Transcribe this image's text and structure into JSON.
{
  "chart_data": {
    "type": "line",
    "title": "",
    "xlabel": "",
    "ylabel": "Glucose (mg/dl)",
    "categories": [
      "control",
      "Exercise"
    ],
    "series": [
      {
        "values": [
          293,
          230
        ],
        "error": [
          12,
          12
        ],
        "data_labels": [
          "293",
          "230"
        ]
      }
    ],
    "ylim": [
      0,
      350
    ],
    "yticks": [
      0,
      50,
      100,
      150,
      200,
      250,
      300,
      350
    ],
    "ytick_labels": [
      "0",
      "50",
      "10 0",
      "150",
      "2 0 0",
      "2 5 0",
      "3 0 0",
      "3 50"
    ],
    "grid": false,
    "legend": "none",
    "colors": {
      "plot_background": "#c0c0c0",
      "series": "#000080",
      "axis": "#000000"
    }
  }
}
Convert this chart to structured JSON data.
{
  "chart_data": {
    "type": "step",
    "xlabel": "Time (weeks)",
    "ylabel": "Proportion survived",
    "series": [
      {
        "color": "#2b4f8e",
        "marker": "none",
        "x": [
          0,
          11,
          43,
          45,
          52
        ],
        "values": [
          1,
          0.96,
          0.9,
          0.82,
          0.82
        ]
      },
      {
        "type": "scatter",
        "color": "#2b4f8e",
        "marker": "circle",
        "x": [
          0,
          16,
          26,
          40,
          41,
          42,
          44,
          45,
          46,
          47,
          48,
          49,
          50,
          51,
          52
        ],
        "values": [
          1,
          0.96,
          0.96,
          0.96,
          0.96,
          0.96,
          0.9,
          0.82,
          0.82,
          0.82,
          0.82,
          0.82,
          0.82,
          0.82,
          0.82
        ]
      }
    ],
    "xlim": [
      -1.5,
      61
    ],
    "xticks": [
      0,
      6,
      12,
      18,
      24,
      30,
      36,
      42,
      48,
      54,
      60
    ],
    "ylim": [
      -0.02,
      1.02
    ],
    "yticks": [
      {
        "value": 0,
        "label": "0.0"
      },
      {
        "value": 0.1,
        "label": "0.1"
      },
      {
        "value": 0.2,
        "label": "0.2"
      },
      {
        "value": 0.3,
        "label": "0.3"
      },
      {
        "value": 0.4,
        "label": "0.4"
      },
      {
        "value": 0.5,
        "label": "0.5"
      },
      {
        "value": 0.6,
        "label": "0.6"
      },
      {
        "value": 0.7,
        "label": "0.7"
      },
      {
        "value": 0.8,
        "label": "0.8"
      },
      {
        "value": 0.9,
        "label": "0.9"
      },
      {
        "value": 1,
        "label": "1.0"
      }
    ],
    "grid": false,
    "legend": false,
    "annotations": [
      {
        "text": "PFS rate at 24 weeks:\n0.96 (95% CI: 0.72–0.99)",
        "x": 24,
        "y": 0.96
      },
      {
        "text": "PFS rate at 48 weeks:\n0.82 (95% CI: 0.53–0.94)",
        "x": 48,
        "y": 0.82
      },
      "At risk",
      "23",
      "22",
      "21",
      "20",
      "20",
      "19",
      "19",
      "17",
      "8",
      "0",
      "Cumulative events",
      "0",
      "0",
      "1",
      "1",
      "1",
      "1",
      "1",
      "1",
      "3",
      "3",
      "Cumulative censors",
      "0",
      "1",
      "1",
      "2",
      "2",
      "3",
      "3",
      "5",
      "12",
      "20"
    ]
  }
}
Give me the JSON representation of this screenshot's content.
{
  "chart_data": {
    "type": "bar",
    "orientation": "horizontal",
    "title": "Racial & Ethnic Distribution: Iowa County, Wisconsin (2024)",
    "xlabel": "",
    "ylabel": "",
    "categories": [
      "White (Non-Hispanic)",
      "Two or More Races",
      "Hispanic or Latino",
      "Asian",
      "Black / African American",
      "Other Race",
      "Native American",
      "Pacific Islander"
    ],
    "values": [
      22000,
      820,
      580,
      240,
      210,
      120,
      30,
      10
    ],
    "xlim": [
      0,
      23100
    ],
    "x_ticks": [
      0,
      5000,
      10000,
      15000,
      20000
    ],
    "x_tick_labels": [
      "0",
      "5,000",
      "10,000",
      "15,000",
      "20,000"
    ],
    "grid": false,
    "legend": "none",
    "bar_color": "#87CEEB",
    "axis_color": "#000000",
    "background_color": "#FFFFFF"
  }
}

- - - - - - -

= Your instructions =
Using the listing above, please repeat every entry exactly.

= Response to this exercise =
Transcribe this image's text and structure into JSON.
{
  "chart_data": {
    "type": "line",
    "title": "",
    "xlabel": "",
    "ylabel": "Glucose (mg/dl)",
    "categories": [
      "control",
      "Exercise"
    ],
    "series": [
      {
        "values": [
          293,
          230
        ],
        "error": [
          12,
          12
        ],
        "data_labels": [
          "293",
          "230"
        ]
      }
    ],
    "ylim": [
      0,
      350
    ],
    "yticks": [
      0,
      50,
      100,
      150,
      200,
      250,
      300,
      350
    ],
    "ytick_labels": [
      "0",
      "50",
      "10 0",
      "150",
      "2 0 0",
      "2 5 0",
      "3 0 0",
      "3 50"
    ],
    "grid": false,
    "legend": "none",
    "colors": {
      "plot_background": "#c0c0c0",
      "series": "#000080",
      "axis": "#000000"
    }
  }
}
Convert this chart to structured JSON data.
{
  "chart_data": {
    "type": "step",
    "xlabel": "Time (weeks)",
    "ylabel": "Proportion survived",
    "series": [
      {
        "color": "#2b4f8e",
        "marker": "none",
        "x": [
          0,
          11,
          43,
          45,
          52
        ],
        "values": [
          1,
          0.96,
          0.9,
          0.82,
          0.82
        ]
      },
      {
        "type": "scatter",
        "color": "#2b4f8e",
        "marker": "circle",
        "x": [
          0,
          16,
          26,
          40,
          41,
          42,
          44,
          45,
          46,
          47,
          48,
          49,
          50,
          51,
          52
        ],
        "values": [
          1,
          0.96,
          0.96,
          0.96,
          0.96,
          0.96,
          0.9,
          0.82,
          0.82,
          0.82,
          0.82,
          0.82,
          0.82,
          0.82,
          0.82
        ]
      }
    ],
    "xlim": [
      -1.5,
      61
    ],
    "xticks": [
      0,
      6,
      12,
      18,
      24,
      30,
      36,
      42,
      48,
      54,
      60
    ],
    "ylim": [
      -0.02,
      1.02
    ],
    "yticks": [
      {
        "value": 0,
        "label": "0.0"
      },
      {
        "value": 0.1,
        "label": "0.1"
      },
      {
        "value": 0.2,
        "label": "0.2"
      },
      {
        "value": 0.3,
        "label": "0.3"
      },
      {
        "value": 0.4,
        "label": "0.4"
      },
      {
        "value": 0.5,
        "label": "0.5"
      },
      {
        "value": 0.6,
        "label": "0.6"
      },
      {
        "value": 0.7,
        "label": "0.7"
      },
      {
        "value": 0.8,
        "label": "0.8"
      },
      {
        "value": 0.9,
        "label": "0.9"
      },
      {
        "value": 1,
        "label": "1.0"
      }
    ],
    "grid": false,
    "legend": false,
    "annotations": [
      {
        "text": "PFS rate at 24 weeks:\n0.96 (95% CI: 0.72–0.99)",
        "x": 24,
        "y": 0.96
      },
      {
        "text": "PFS rate at 48 weeks:\n0.82 (95% CI: 0.53–0.94)",
        "x": 48,
        "y": 0.82
      },
      "At risk",
      "23",
      "22",
      "21",
      "20",
      "20",
      "19",
      "19",
      "17",
      "8",
      "0",
      "Cumulative events",
      "0",
      "0",
      "1",
      "1",
      "1",
      "1",
      "1",
      "1",
      "3",
      "3",
      "Cumulative censors",
      "0",
      "1",
      "1",
      "2",
      "2",
      "3",
      "3",
      "5",
      "12",
      "20"
    ]
  }
}
Give me the JSON representation of this screenshot's content.
{
  "chart_data": {
    "type": "bar",
    "orientation": "horizontal",
    "title": "Racial & Ethnic Distribution: Iowa County, Wisconsin (2024)",
    "xlabel": "",
    "ylabel": "",
    "categories": [
      "White (Non-Hispanic)",
      "Two or More Races",
      "Hispanic or Latino",
      "Asian",
      "Black / African American",
      "Other Race",
      "Native American",
      "Pacific Islander"
    ],
    "values": [
      22000,
      820,
      580,
      240,
      210,
      120,
      30,
      10
    ],
    "xlim": [
      0,
      23100
    ],
    "x_ticks": [
      0,
      5000,
      10000,
      15000,
      20000
    ],
    "x_tick_labels": [
      "0",
      "5,000",
      "10,000",
      "15,000",
      "20,000"
    ],
    "grid": false,
    "legend": "none",
    "bar_color": "#87CEEB",
    "axis_color": "#000000",
    "background_color": "#FFFFFF"
  }
}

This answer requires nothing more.